→ Short problem
Provide only the number of lines in the listing that contain the string "text".

[Records from a collection of figures]
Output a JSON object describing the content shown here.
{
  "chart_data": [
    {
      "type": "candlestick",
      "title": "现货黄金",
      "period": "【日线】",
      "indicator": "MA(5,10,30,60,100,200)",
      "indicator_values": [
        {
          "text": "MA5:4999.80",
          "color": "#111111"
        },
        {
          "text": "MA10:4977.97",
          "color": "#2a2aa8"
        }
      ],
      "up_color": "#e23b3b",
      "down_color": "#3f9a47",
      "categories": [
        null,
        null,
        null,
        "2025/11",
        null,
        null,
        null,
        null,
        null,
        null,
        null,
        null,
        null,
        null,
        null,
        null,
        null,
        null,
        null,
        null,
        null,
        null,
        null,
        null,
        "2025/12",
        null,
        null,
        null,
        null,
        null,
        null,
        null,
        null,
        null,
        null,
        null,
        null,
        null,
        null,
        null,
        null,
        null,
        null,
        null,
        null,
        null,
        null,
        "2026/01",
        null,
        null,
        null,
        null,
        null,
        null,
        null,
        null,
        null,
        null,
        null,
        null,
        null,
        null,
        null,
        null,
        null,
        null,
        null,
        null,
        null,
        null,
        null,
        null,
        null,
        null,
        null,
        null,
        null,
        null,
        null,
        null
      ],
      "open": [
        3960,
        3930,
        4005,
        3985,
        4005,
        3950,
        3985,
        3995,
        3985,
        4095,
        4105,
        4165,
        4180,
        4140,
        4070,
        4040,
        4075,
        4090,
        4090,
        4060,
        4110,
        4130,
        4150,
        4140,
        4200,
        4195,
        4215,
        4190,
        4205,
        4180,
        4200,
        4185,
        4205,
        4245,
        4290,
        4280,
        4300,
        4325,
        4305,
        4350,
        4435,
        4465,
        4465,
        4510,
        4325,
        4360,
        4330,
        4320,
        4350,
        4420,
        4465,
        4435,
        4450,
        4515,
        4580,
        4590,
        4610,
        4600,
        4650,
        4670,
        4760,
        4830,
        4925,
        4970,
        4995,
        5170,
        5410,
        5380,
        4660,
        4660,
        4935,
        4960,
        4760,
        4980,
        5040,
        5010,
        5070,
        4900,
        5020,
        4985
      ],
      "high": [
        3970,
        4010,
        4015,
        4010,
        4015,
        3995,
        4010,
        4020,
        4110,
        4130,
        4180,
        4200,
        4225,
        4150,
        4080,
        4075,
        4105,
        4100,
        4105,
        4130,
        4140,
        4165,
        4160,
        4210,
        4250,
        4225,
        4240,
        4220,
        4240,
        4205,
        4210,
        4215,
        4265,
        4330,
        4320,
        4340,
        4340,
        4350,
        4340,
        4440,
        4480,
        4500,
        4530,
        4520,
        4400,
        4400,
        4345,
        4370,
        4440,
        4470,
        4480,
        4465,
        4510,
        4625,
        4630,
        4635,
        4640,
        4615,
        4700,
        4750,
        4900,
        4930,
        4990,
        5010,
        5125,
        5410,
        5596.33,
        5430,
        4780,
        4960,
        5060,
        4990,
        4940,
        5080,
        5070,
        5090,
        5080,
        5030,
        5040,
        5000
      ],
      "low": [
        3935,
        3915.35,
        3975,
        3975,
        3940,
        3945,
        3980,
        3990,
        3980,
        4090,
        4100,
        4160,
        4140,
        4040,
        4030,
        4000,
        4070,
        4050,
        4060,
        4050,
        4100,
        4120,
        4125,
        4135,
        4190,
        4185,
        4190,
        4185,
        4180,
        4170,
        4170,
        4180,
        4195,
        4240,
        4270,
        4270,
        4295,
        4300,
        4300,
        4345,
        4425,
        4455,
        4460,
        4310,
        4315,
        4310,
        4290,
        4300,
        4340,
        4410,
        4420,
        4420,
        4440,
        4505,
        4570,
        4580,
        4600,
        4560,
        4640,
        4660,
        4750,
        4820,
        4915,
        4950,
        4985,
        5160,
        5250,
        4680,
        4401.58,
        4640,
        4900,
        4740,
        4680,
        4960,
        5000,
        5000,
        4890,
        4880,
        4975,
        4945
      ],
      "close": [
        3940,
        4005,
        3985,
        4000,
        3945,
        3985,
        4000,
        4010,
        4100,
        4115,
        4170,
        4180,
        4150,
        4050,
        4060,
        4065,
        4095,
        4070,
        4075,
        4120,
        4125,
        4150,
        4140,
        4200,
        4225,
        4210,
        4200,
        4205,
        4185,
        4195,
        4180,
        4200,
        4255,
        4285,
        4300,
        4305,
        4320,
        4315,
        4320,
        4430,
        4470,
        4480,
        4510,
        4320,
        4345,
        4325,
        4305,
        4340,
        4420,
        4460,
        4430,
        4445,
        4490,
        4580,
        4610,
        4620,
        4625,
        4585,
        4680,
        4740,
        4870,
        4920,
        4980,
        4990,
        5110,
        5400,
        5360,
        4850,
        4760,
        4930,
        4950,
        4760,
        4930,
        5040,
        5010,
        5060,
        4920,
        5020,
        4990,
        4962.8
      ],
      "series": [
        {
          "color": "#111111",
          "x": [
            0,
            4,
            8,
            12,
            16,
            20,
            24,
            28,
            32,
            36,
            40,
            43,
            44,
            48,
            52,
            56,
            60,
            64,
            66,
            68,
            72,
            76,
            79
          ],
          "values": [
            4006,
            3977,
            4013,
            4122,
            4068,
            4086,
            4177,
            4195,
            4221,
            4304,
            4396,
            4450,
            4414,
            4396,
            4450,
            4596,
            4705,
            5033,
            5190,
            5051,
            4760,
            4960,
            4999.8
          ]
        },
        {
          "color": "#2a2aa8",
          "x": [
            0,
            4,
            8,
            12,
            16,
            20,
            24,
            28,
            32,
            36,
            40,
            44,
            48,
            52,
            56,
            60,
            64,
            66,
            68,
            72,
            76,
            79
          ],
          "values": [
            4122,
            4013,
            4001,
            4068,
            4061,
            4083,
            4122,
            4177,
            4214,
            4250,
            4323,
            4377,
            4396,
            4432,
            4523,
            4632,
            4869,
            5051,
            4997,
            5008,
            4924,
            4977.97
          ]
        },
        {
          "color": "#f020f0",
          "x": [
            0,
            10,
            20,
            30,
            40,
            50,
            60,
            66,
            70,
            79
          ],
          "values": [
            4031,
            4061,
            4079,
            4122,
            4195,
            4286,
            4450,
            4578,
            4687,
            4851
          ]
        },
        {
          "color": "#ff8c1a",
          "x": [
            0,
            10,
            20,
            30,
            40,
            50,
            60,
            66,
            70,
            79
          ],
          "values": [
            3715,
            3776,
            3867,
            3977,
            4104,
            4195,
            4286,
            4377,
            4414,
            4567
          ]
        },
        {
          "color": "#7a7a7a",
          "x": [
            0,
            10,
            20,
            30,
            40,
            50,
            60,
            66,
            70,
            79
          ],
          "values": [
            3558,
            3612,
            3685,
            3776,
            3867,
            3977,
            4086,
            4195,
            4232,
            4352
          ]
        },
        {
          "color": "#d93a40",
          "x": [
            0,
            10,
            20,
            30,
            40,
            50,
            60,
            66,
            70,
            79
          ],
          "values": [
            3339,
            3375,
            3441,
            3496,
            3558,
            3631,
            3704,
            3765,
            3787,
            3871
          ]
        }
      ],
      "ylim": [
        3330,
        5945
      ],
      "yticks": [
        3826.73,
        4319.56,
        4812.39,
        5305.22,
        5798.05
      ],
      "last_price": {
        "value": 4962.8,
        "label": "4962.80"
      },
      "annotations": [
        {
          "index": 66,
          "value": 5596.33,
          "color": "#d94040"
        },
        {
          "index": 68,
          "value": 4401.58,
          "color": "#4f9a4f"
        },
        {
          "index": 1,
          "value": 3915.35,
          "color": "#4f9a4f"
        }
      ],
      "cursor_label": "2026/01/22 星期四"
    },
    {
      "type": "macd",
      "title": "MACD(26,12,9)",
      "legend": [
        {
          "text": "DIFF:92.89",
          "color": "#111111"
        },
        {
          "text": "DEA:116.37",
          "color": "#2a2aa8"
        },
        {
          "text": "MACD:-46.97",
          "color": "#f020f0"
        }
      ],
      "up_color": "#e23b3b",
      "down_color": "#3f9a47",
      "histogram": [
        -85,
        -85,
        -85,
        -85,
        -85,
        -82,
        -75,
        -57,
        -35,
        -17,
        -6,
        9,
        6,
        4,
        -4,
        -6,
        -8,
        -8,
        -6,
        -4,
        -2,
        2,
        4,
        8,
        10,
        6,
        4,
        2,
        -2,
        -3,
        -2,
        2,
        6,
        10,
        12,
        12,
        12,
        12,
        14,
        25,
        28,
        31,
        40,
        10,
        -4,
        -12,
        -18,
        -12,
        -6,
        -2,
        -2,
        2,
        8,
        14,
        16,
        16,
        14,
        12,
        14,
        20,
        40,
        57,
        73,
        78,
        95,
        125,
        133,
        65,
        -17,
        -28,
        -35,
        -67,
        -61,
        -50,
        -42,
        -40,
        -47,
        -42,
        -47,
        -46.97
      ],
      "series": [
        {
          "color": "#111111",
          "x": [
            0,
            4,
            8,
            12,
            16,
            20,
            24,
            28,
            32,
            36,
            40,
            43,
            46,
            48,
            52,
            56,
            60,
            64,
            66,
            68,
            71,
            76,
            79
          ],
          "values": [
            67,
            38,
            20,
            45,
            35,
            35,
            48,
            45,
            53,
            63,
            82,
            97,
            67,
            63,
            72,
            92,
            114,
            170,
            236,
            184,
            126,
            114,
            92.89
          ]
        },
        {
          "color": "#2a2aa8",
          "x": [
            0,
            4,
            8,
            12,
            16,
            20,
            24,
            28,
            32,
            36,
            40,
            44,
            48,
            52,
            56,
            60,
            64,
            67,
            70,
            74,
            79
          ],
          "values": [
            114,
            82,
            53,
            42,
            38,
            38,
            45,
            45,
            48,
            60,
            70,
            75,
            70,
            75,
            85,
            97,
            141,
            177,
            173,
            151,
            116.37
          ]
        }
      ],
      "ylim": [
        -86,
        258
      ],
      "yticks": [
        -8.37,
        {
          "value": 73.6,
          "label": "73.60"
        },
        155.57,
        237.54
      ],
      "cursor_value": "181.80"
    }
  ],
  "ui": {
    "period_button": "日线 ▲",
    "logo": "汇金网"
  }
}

→ Finished exercise
5